Source excerpt:
⟨
UNSWEETENED CHOCOLATE

Solid chocolate made from 100% chocolate liquor, with no sugar or emulsifiers added. Top quality 100% cacao bars are excellent for eating if one likes intense cacao flavor.  Note: some people in the trade refer to chocolate liquor as unsweetened chocolate.

VANILLA

The flavor extract derived from the vanilla bean, the pod of a tropical orchid. The pods are harvested green and cured, turning brown when heated in ovens. Each pod contains numerous seeds. Vanilla extract is made by chopping or macerating beans, then mixing them with ethyl alcohol and water, aging the solution, and filtering out the solids. Pure vanilla extract must be 35% alcohol by volume. Vanilla is native to southern Mexico, although the majority of today’s supply comes from Madagascar (known as bourbon vanilla); secondarily from Tahiti (the finest and rarest); Mexico is the third largest source. Almost all fine chocolate is enhanced with vanilla. Just as with cacao beans, vanilla from different parts of the world has different flavor complexities, and specific vanillas are paired with specific chocolates to achieve different results. The Madagascar bean (Bourbon bean) is very thin and very rich in sweetness. It has a thick oily skin that covers many small seeds that provide a strong vanilla aroma. The Mexican bean is not as thin and not quite as sweet as the Madagascar bean. The bean has a somewhat earthy aroma and is more mellow in flavor than the bourbon bean. The Tahiti bean is plumper in size, darker in color, and the least sweet of the beans. Its thin-skinned pod covers fewer seeds than the other varieties and they have a slightly fruity aroma. While the orchid family is the second largest family of flowering plants with approximately 20,000 species, the Vanilla genus is the only group that produces anything edible. See our comprehensive article on vanilla.
⟩
Region and label listings:
⟨
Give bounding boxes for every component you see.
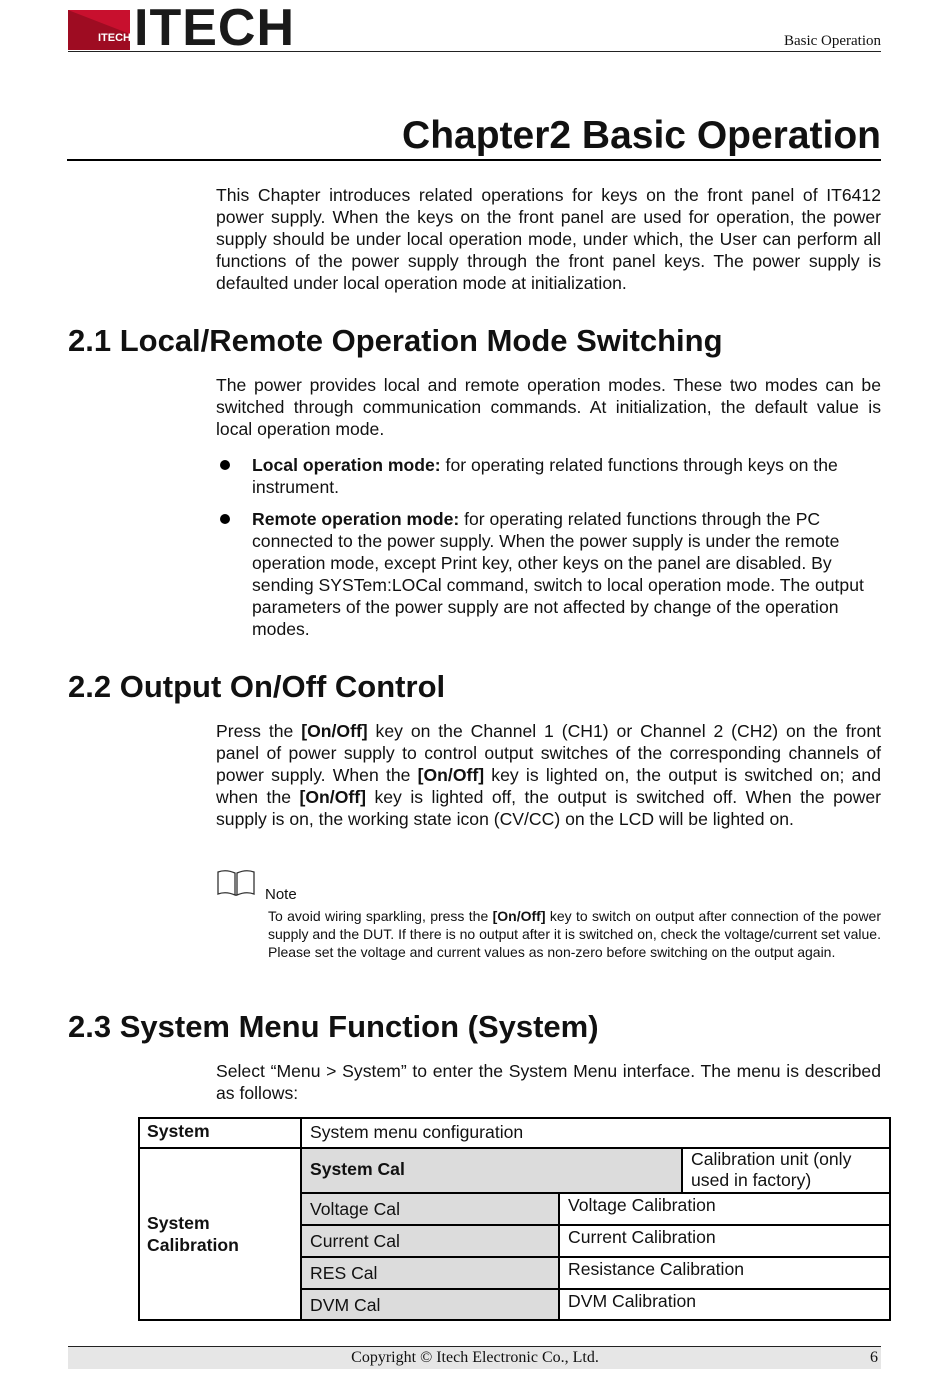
bullet-remote-label: Remote operation mode:	[252, 509, 460, 529]
cell-item: RES Cal	[310, 1263, 378, 1283]
text-run: key to switch on output after connection of the power supply and the DUT. If there is no output after it is switched on, check the voltage/current set value. Please set the voltage and current values as non-zero before switching on the output again.	[268, 908, 881, 961]
cell-item-desc: Resistance Calibration	[568, 1259, 745, 1279]
footer-copyright: Copyright © Itech Electronic Co., Ltd.	[351, 1349, 599, 1366]
section-2-1-paragraph: The power provides local and remote operation modes. These two modes can be switched through communication commands. At initialization, the default value is local operation mode.	[216, 375, 881, 439]
table-border	[889, 1117, 891, 1321]
bullet-icon	[220, 460, 230, 470]
bullet-remote-text: for operating related functions through the PC connected to the power supply. When the power supply is under the remote operation mode, except Print key, other keys on the panel are disabled. By sending SYSTem:LOCal command, switch to local operation mode. The output parameters of the power supply are not affected by change of the operation modes.	[252, 509, 864, 639]
text-run: key on the Channel 1 (CH1) or Channel 2 (CH2) on the front panel of power supply to control output switches of the corresponding channels of power supply. When the	[216, 721, 881, 785]
logo-mark-icon	[68, 10, 130, 50]
text-run: To avoid wiring sparkling, press the	[268, 908, 493, 924]
section-2-2-paragraph	[216, 720, 881, 830]
section-2-1-heading: 2.1 Local/Remote Operation Mode Switching	[68, 323, 723, 358]
header-divider	[68, 51, 881, 52]
key-on-off: [On/Off]	[417, 765, 485, 785]
itech-logo	[68, 0, 298, 57]
cell-system-calibration: System Calibration	[147, 1213, 239, 1255]
bullet-local-text: for operating related functions through keys on the instrument.	[252, 455, 838, 497]
bullet-local-mode	[252, 454, 882, 498]
key-on-off: [On/Off]	[299, 787, 366, 807]
section-2-2-heading: 2.2 Output On/Off Control	[68, 669, 446, 704]
text-run: Press the	[216, 721, 302, 741]
logo-text: ITECH	[134, 0, 295, 57]
cell-item-desc: Voltage Calibration	[568, 1195, 716, 1215]
system-menu-table	[138, 1117, 891, 1321]
table-border	[301, 1288, 891, 1290]
table-border	[138, 1319, 891, 1321]
table-border	[138, 1117, 891, 1119]
cell-item: Current Cal	[310, 1231, 400, 1251]
note-text	[268, 907, 881, 962]
cell-system-cal-desc: Calibration unit (only used in factory)	[691, 1149, 852, 1190]
cell-system-desc: System menu configuration	[310, 1122, 524, 1142]
page-number: 6	[870, 1349, 878, 1366]
section-2-3-paragraph: Select “Menu > System” to enter the System Menu interface. The menu is described as follows:	[216, 1061, 881, 1103]
cell-system: System	[147, 1121, 210, 1141]
text-run: key is lighted on, the output is switched on; and when the	[216, 765, 881, 807]
text-run: key is lighted off, the output is switched off. When the power supply is on, the working state icon (CV/CC) on the LCD will be lighted on.	[216, 787, 881, 829]
table-border	[301, 1224, 891, 1226]
cell-system-cal: System Cal	[310, 1159, 405, 1179]
chapter-rule	[67, 159, 881, 161]
table-border	[301, 1256, 891, 1258]
key-on-off: [On/Off]	[492, 908, 546, 924]
bullet-icon	[220, 514, 230, 524]
note-label: Note	[265, 886, 297, 903]
intro-paragraph: This Chapter introduces related operations for keys on the front panel of IT6412 power supply. When the keys on the front panel are used for operation, the power supply should be under local operation mode, under which, the User can perform all functions of the power supply through the front panel keys. The power supply is defaulted under local operation mode at initialization.	[216, 185, 881, 293]
cell-item: DVM Cal	[310, 1295, 381, 1315]
book-icon	[216, 869, 256, 899]
bullet-local-label: Local operation mode:	[252, 455, 441, 475]
cell-item: Voltage Cal	[310, 1199, 400, 1219]
key-on-off: [On/Off]	[301, 721, 368, 741]
logo-small-text: ITECH	[98, 32, 131, 44]
cell-item-desc: DVM Calibration	[568, 1291, 697, 1311]
header-section-title: Basic Operation	[783, 33, 881, 49]
cell-item-desc: Current Calibration	[568, 1227, 716, 1247]
chapter-title: Chapter2 Basic Operation	[402, 114, 881, 157]
table-border	[301, 1192, 891, 1194]
bullet-remote-mode	[252, 508, 882, 640]
section-2-3-heading: 2.3 System Menu Function (System)	[68, 1009, 599, 1044]
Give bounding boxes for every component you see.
⟩
Stated problem 1: Can you give again the passage of the chocolate glossary starting at "Solid chocolate made" and ending at "as unsweetened chocolate."?
Stated problem 2: Will you transcribe the lines of the records starting at the line that contains "bullet-remote-label: Remote operation" and ending at the line that contains "721, 302, 741]"?
The text and the records have no connection to each other.

Complete answer 1:
Solid chocolate made from 100% chocolate liquor, with no sugar or emulsifiers added. Top quality 100% cacao bars are excellent for eating if one likes intense cacao flavor.  Note: some people in the trade refer to chocolate liquor as unsweetened chocolate.

Complete answer 2:
bullet-remote-label: Remote operation mode:	[252, 509, 460, 529]
cell-item: RES Cal	[310, 1263, 378, 1283]
text-run: key to switch on output after connection of the power supply and the DUT. If there is no output after it is switched on, check the voltage/current set value. Please set the voltage and current values as non-zero before switching on the output again.	[268, 908, 881, 961]
cell-item-desc: Resistance Calibration	[568, 1259, 745, 1279]
footer-copyright: Copyright © Itech Electronic Co., Ltd.	[351, 1349, 599, 1366]
section-2-1-paragraph: The power provides local and remote operation modes. These two modes can be switched through communication commands. At initialization, the default value is local operation mode.	[216, 375, 881, 439]
table-border	[889, 1117, 891, 1321]
bullet-icon	[220, 460, 230, 470]
bullet-remote-text: for operating related functions through the PC connected to the power supply. When the power supply is under the remote operation mode, except Print key, other keys on the panel are disabled. By sending SYSTem:LOCal command, switch to local operation mode. The output parameters of the power supply are not affected by change of the operation modes.	[252, 509, 864, 639]
text-run: key on the Channel 1 (CH1) or Channel 2 (CH2) on the front panel of power supply to control output switches of the corresponding channels of power supply. When the	[216, 721, 881, 785]
logo-mark-icon	[68, 10, 130, 50]
text-run: To avoid wiring sparkling, press the	[268, 908, 493, 924]
section-2-2-paragraph	[216, 720, 881, 830]
section-2-1-heading: 2.1 Local/Remote Operation Mode Switching	[68, 323, 723, 358]
header-divider	[68, 51, 881, 52]
key-on-off: [On/Off]	[417, 765, 485, 785]
itech-logo	[68, 0, 298, 57]
cell-system-calibration: System Calibration	[147, 1213, 239, 1255]
bullet-local-text: for operating related functions through keys on the instrument.	[252, 455, 838, 497]
bullet-local-mode	[252, 454, 882, 498]
key-on-off: [On/Off]	[299, 787, 366, 807]
section-2-2-heading: 2.2 Output On/Off Control	[68, 669, 446, 704]
text-run: Press the	[216, 721, 302, 741]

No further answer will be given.